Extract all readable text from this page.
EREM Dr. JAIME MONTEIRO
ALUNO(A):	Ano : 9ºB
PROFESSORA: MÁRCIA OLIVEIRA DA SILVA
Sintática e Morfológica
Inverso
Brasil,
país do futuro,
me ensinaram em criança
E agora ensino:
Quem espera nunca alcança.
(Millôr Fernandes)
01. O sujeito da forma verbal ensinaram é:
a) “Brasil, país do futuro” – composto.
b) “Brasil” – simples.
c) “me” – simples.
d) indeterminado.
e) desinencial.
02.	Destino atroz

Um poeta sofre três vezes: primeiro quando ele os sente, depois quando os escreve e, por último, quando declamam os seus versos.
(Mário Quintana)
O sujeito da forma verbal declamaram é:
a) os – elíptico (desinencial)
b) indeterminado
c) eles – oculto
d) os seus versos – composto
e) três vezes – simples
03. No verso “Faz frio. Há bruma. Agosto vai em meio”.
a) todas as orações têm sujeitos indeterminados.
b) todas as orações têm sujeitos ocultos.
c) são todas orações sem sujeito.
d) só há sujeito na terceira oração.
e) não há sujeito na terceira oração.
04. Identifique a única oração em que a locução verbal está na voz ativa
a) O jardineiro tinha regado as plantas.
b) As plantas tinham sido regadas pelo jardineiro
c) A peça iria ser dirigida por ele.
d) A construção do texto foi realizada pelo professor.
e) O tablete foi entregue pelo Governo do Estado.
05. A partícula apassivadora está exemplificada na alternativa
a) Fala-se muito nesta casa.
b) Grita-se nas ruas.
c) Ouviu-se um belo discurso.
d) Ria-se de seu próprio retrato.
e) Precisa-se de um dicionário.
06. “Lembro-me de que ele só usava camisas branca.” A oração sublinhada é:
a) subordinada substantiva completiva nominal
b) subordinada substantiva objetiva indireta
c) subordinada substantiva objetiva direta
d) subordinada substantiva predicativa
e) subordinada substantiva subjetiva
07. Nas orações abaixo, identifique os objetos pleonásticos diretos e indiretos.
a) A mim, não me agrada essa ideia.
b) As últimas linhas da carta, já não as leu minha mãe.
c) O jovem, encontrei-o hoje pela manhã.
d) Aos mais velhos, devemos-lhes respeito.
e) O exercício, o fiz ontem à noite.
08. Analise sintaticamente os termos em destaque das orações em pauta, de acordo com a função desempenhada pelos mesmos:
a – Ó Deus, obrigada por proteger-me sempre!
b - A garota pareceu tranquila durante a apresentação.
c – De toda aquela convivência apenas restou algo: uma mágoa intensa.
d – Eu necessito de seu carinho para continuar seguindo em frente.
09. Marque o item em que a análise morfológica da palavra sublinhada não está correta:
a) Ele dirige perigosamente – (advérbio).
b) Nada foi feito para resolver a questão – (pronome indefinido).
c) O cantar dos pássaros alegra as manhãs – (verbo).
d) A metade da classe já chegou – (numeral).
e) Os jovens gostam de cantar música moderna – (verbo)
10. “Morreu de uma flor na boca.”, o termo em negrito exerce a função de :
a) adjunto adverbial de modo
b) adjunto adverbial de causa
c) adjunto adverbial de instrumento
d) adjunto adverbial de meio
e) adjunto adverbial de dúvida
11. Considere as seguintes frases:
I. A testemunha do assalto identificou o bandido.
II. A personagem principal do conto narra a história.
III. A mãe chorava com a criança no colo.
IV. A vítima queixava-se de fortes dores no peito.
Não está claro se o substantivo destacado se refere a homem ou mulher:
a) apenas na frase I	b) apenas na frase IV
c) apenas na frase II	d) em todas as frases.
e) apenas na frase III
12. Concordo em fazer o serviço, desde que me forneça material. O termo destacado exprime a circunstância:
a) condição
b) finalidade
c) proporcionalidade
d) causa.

**Given instruction:** From the first line to the last, retype the data exactly.

**The answer:**
Extract all readable text from this page.
EREM Dr. JAIME MONTEIRO
ALUNO(A):	Ano : 9ºB
PROFESSORA: MÁRCIA OLIVEIRA DA SILVA
Sintática e Morfológica
Inverso
Brasil,
país do futuro,
me ensinaram em criança
E agora ensino:
Quem espera nunca alcança.
(Millôr Fernandes)
01. O sujeito da forma verbal ensinaram é:
a) “Brasil, país do futuro” – composto.
b) “Brasil” – simples.
c) “me” – simples.
d) indeterminado.
e) desinencial.
02.	Destino atroz

Um poeta sofre três vezes: primeiro quando ele os sente, depois quando os escreve e, por último, quando declamam os seus versos.
(Mário Quintana)
O sujeito da forma verbal declamaram é:
a) os – elíptico (desinencial)
b) indeterminado
c) eles – oculto
d) os seus versos – composto
e) três vezes – simples
03. No verso “Faz frio. Há bruma. Agosto vai em meio”.
a) todas as orações têm sujeitos indeterminados.
b) todas as orações têm sujeitos ocultos.
c) são todas orações sem sujeito.
d) só há sujeito na terceira oração.
e) não há sujeito na terceira oração.
04. Identifique a única oração em que a locução verbal está na voz ativa
a) O jardineiro tinha regado as plantas.
b) As plantas tinham sido regadas pelo jardineiro
c) A peça iria ser dirigida por ele.
d) A construção do texto foi realizada pelo professor.
e) O tablete foi entregue pelo Governo do Estado.
05. A partícula apassivadora está exemplificada na alternativa
a) Fala-se muito nesta casa.
b) Grita-se nas ruas.
c) Ouviu-se um belo discurso.
d) Ria-se de seu próprio retrato.
e) Precisa-se de um dicionário.
06. “Lembro-me de que ele só usava camisas branca.” A oração sublinhada é:
a) subordinada substantiva completiva nominal
b) subordinada substantiva objetiva indireta
c) subordinada substantiva objetiva direta
d) subordinada substantiva predicativa
e) subordinada substantiva subjetiva
07. Nas orações abaixo, identifique os objetos pleonásticos diretos e indiretos.
a) A mim, não me agrada essa ideia.
b) As últimas linhas da carta, já não as leu minha mãe.
c) O jovem, encontrei-o hoje pela manhã.
d) Aos mais velhos, devemos-lhes respeito.
e) O exercício, o fiz ontem à noite.
08. Analise sintaticamente os termos em destaque das orações em pauta, de acordo com a função desempenhada pelos mesmos:
a – Ó Deus, obrigada por proteger-me sempre!
b - A garota pareceu tranquila durante a apresentação.
c – De toda aquela convivência apenas restou algo: uma mágoa intensa.
d – Eu necessito de seu carinho para continuar seguindo em frente.
09. Marque o item em que a análise morfológica da palavra sublinhada não está correta:
a) Ele dirige perigosamente – (advérbio).
b) Nada foi feito para resolver a questão – (pronome indefinido).
c) O cantar dos pássaros alegra as manhãs – (verbo).
d) A metade da classe já chegou – (numeral).
e) Os jovens gostam de cantar música moderna – (verbo)
10. “Morreu de uma flor na boca.”, o termo em negrito exerce a função de :
a) adjunto adverbial de modo
b) adjunto adverbial de causa
c) adjunto adverbial de instrumento
d) adjunto adverbial de meio
e) adjunto adverbial de dúvida
11. Considere as seguintes frases:
I. A testemunha do assalto identificou o bandido.
II. A personagem principal do conto narra a história.
III. A mãe chorava com a criança no colo.
IV. A vítima queixava-se de fortes dores no peito.
Não está claro se o substantivo destacado se refere a homem ou mulher:
a) apenas na frase I	b) apenas na frase IV
c) apenas na frase II	d) em todas as frases.
e) apenas na frase III
12. Concordo em fazer o serviço, desde que me forneça material. O termo destacado exprime a circunstância:
a) condição
b) finalidade
c) proporcionalidade
d) causa.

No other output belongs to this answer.